* [What you should do]
Leave out every picture, then transcribe the rest of the listing exactly.

* [The input]
──────────
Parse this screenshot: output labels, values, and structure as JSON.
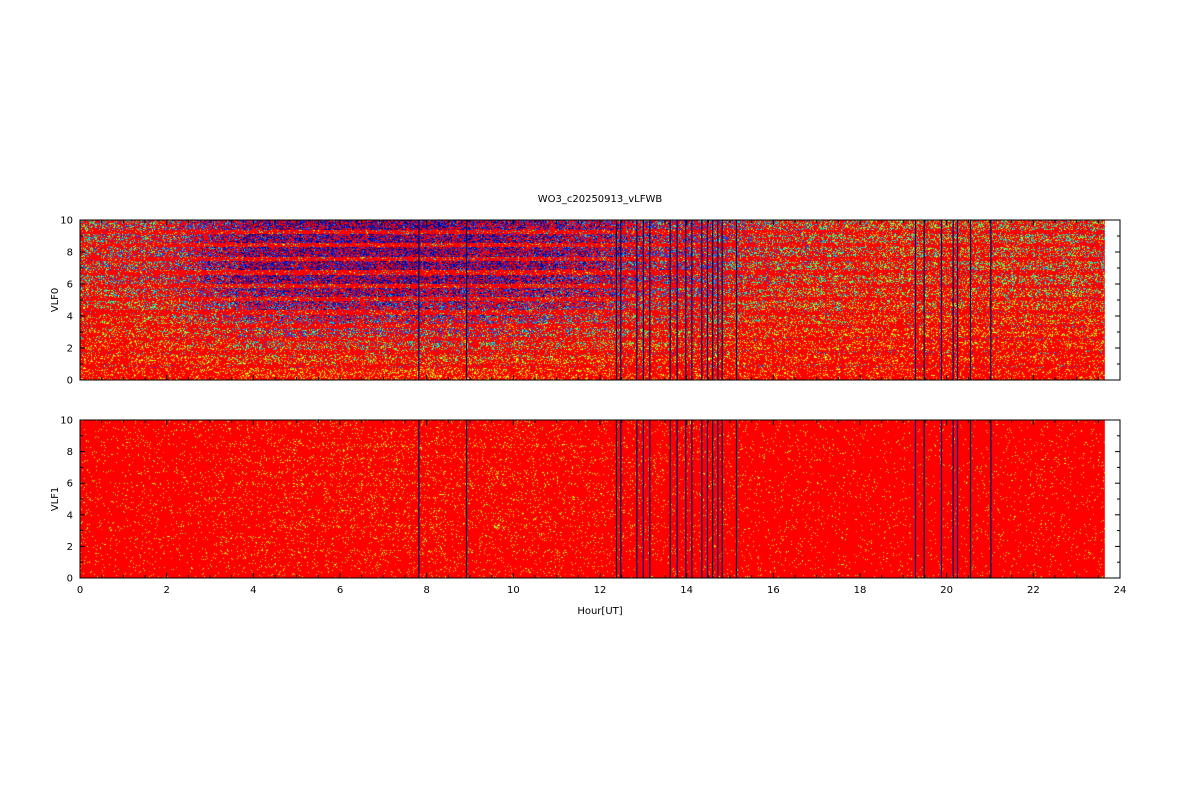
{
  "title": "WO3_c20250913_vLFWB",
  "colors": {
    "background": "#ff0000",
    "speckle_red": "#ff2000",
    "speckle_orange": "#ff8c00",
    "speckle_yellow": "#ffff00",
    "speckle_green": "#7fff30",
    "speckle_cyan": "#00d8d8",
    "speckle_blue": "#0040ff",
    "speckle_navy": "#000090",
    "gap_line": "#00006e",
    "axis": "#000000"
  },
  "chart_data": [
    {
      "type": "heatmap",
      "panel": "top",
      "ylabel": "VLF0",
      "xlim": [
        0,
        24
      ],
      "ylim": [
        0,
        10
      ],
      "xticks": [
        0,
        2,
        4,
        6,
        8,
        10,
        12,
        14,
        16,
        18,
        20,
        22,
        24
      ],
      "yticks": [
        0,
        2,
        4,
        6,
        8,
        10
      ],
      "data_end_hour": 23.65,
      "harmonic_bands_khz": [
        0.9,
        1.75,
        2.6,
        3.4,
        4.25,
        5.1,
        5.9,
        6.75,
        7.6,
        8.45,
        9.3
      ],
      "activity_profile": {
        "hours": [
          0,
          2,
          3,
          4,
          6,
          8,
          10,
          12,
          13,
          14,
          15,
          16,
          18,
          20,
          22,
          23.65
        ],
        "level": [
          0.35,
          0.45,
          0.7,
          0.95,
          1.0,
          1.0,
          0.95,
          0.75,
          0.6,
          0.55,
          0.45,
          0.35,
          0.3,
          0.25,
          0.3,
          0.3
        ]
      },
      "noise_level": 0.55
    },
    {
      "type": "heatmap",
      "panel": "bottom",
      "ylabel": "VLF1",
      "xlabel": "Hour[UT]",
      "xlim": [
        0,
        24
      ],
      "ylim": [
        0,
        10
      ],
      "xticks": [
        0,
        2,
        4,
        6,
        8,
        10,
        12,
        14,
        16,
        18,
        20,
        22,
        24
      ],
      "yticks": [
        0,
        2,
        4,
        6,
        8,
        10
      ],
      "data_end_hour": 23.65,
      "harmonic_bands_khz": [
        1.7,
        2.55,
        3.35,
        4.2,
        5.05,
        5.9,
        6.7,
        7.55,
        8.4
      ],
      "activity_profile": {
        "hours": [
          0,
          2,
          3,
          4,
          6,
          8,
          10,
          12,
          13,
          14,
          15,
          16,
          18,
          20,
          22,
          23.65
        ],
        "level": [
          0.35,
          0.45,
          0.7,
          0.95,
          1.0,
          1.0,
          0.95,
          0.75,
          0.6,
          0.55,
          0.45,
          0.35,
          0.3,
          0.25,
          0.3,
          0.3
        ]
      },
      "noise_level": 0.06
    }
  ],
  "data_gap_hours": [
    7.82,
    8.92,
    12.38,
    12.48,
    12.85,
    13.0,
    13.15,
    13.62,
    13.78,
    13.98,
    14.12,
    14.35,
    14.48,
    14.6,
    14.72,
    14.82,
    15.15,
    19.28,
    19.48,
    19.88,
    20.15,
    20.25,
    20.55,
    21.02
  ]
}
──────────
* [Task result]
Parse this screenshot: output labels, values, and structure as JSON.
{
  "title": "WO3_c20250913_vLFWB",
  "colors": {
    "background": "#ff0000",
    "speckle_red": "#ff2000",
    "speckle_orange": "#ff8c00",
    "speckle_yellow": "#ffff00",
    "speckle_green": "#7fff30",
    "speckle_cyan": "#00d8d8",
    "speckle_blue": "#0040ff",
    "speckle_navy": "#000090",
    "gap_line": "#00006e",
    "axis": "#000000"
  },
  "chart_data": [
    {
      "type": "heatmap",
      "panel": "top",
      "ylabel": "VLF0",
      "xlim": [
        0,
        24
      ],
      "ylim": [
        0,
        10
      ],
      "xticks": [
        0,
        2,
        4,
        6,
        8,
        10,
        12,
        14,
        16,
        18,
        20,
        22,
        24
      ],
      "yticks": [
        0,
        2,
        4,
        6,
        8,
        10
      ],
      "data_end_hour": 23.65,
      "harmonic_bands_khz": [
        0.9,
        1.75,
        2.6,
        3.4,
        4.25,
        5.1,
        5.9,
        6.75,
        7.6,
        8.45,
        9.3
      ],
      "activity_profile": {
        "hours": [
          0,
          2,
          3,
          4,
          6,
          8,
          10,
          12,
          13,
          14,
          15,
          16,
          18,
          20,
          22,
          23.65
        ],
        "level": [
          0.35,
          0.45,
          0.7,
          0.95,
          1.0,
          1.0,
          0.95,
          0.75,
          0.6,
          0.55,
          0.45,
          0.35,
          0.3,
          0.25,
          0.3,
          0.3
        ]
      },
      "noise_level": 0.55
    },
    {
      "type": "heatmap",
      "panel": "bottom",
      "ylabel": "VLF1",
      "xlabel": "Hour[UT]",
      "xlim": [
        0,
        24
      ],
      "ylim": [
        0,
        10
      ],
      "xticks": [
        0,
        2,
        4,
        6,
        8,
        10,
        12,
        14,
        16,
        18,
        20,
        22,
        24
      ],
      "yticks": [
        0,
        2,
        4,
        6,
        8,
        10
      ],
      "data_end_hour": 23.65,
      "harmonic_bands_khz": [
        1.7,
        2.55,
        3.35,
        4.2,
        5.05,
        5.9,
        6.7,
        7.55,
        8.4
      ],
      "activity_profile": {
        "hours": [
          0,
          2,
          3,
          4,
          6,
          8,
          10,
          12,
          13,
          14,
          15,
          16,
          18,
          20,
          22,
          23.65
        ],
        "level": [
          0.35,
          0.45,
          0.7,
          0.95,
          1.0,
          1.0,
          0.95,
          0.75,
          0.6,
          0.55,
          0.45,
          0.35,
          0.3,
          0.25,
          0.3,
          0.3
        ]
      },
      "noise_level": 0.06
    }
  ],
  "data_gap_hours": [
    7.82,
    8.92,
    12.38,
    12.48,
    12.85,
    13.0,
    13.15,
    13.62,
    13.78,
    13.98,
    14.12,
    14.35,
    14.48,
    14.6,
    14.72,
    14.82,
    15.15,
    19.28,
    19.48,
    19.88,
    20.15,
    20.25,
    20.55,
    21.02
  ]
}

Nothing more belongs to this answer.